## Given exercise
Within the records that follow, find every line containing the string "Ελλάδα". Copy those lines.

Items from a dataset
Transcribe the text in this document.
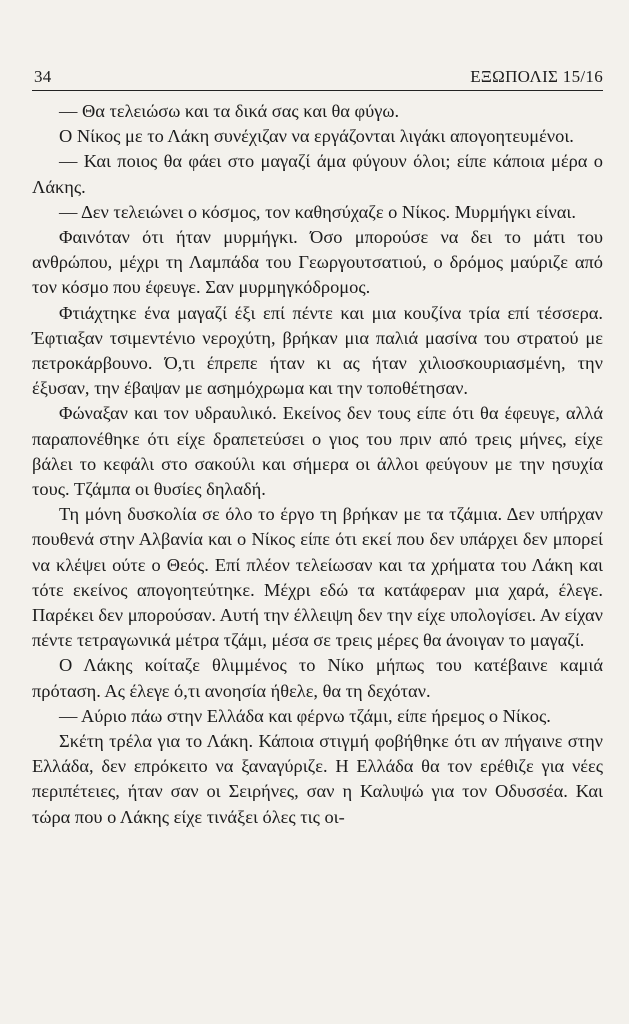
34	ΕΞΩΠΟΛΙΣ 15/16

— Θα τελειώσω και τα δικά σας και θα φύγω.

Ο Νίκος με το Λάκη συνέχιζαν να εργάζονται λιγάκι απογοητευμένοι.

— Και ποιος θα φάει στο μαγαζί άμα φύγουν όλοι; είπε κάποια μέρα ο Λάκης.

— Δεν τελειώνει ο κόσμος, τον καθησύχαζε ο Νίκος. Μυρμήγκι είναι.

Φαινόταν ότι ήταν μυρμήγκι. Όσο μπορούσε να δει το μάτι του ανθρώπου, μέχρι τη Λαμπάδα του Γεωργουτσατιού, ο δρόμος μαύριζε από τον κόσμο που έφευγε. Σαν μυρμηγκόδρομος.

Φτιάχτηκε ένα μαγαζί έξι επί πέντε και μια κουζίνα τρία επί τέσσερα. Έφτιαξαν τσιμεντένιο νεροχύτη, βρήκαν μια παλιά μασίνα του στρατού με πετροκάρβουνο. Ό,τι έπρεπε ήταν κι ας ήταν χιλιοσκουριασμένη, την έξυσαν, την έβαψαν με ασημόχρωμα και την τοποθέτησαν.

Φώναξαν και τον υδραυλικό. Εκείνος δεν τους είπε ότι θα έφευγε, αλλά παραπονέθηκε ότι είχε δραπετεύσει ο γιος του πριν από τρεις μήνες, είχε βάλει το κεφάλι στο σακούλι και σήμερα οι άλλοι φεύγουν με την ησυχία τους. Τζάμπα οι θυσίες δηλαδή.

Τη μόνη δυσκολία σε όλο το έργο τη βρήκαν με τα τζάμια. Δεν υπήρχαν πουθενά στην Αλβανία και ο Νίκος είπε ότι εκεί που δεν υπάρχει δεν μπορεί να κλέψει ούτε ο Θεός. Επί πλέον τελείωσαν και τα χρήματα του Λάκη και τότε εκείνος απογοητεύτηκε. Μέχρι εδώ τα κατάφεραν μια χαρά, έλεγε. Παρέκει δεν μπορούσαν. Αυτή την έλλειψη δεν την είχε υπολογίσει. Αν είχαν πέντε τετραγωνικά μέτρα τζάμι, μέσα σε τρεις μέρες θα άνοιγαν το μαγαζί.

Ο Λάκης κοίταζε θλιμμένος το Νίκο μήπως του κατέβαινε καμιά πρόταση. Ας έλεγε ό,τι ανοησία ήθελε, θα τη δεχόταν.

— Αύριο πάω στην Ελλάδα και φέρνω τζάμι, είπε ήρεμος ο Νίκος.

Σκέτη τρέλα για το Λάκη. Κάποια στιγμή φοβήθηκε ότι αν πήγαινε στην Ελλάδα, δεν επρόκειτο να ξαναγύριζε. Η Ελλάδα θα τον ερέθιζε για νέες περιπέτειες, ήταν σαν οι Σειρήνες, σαν η Καλυψώ για τον Οδυσσέα. Και τώρα που ο Λάκης είχε τινάξει όλες τις οι-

## Answer for this exercise
— Αύριο πάω στην Ελλάδα και φέρνω τζάμι, είπε ήρεμος ο Νίκος.
Σκέτη τρέλα για το Λάκη. Κάποια στιγμή φοβήθηκε ότι αν πήγαινε στην Ελλάδα, δεν επρόκειτο να ξαναγύριζε. Η Ελλάδα θα τον ερέθιζε για νέες περιπέτειες, ήταν σαν οι Σειρήνες, σαν η Καλυψώ για τον Οδυσσέα. Και τώρα που ο Λάκης είχε τινάξει όλες τις οι-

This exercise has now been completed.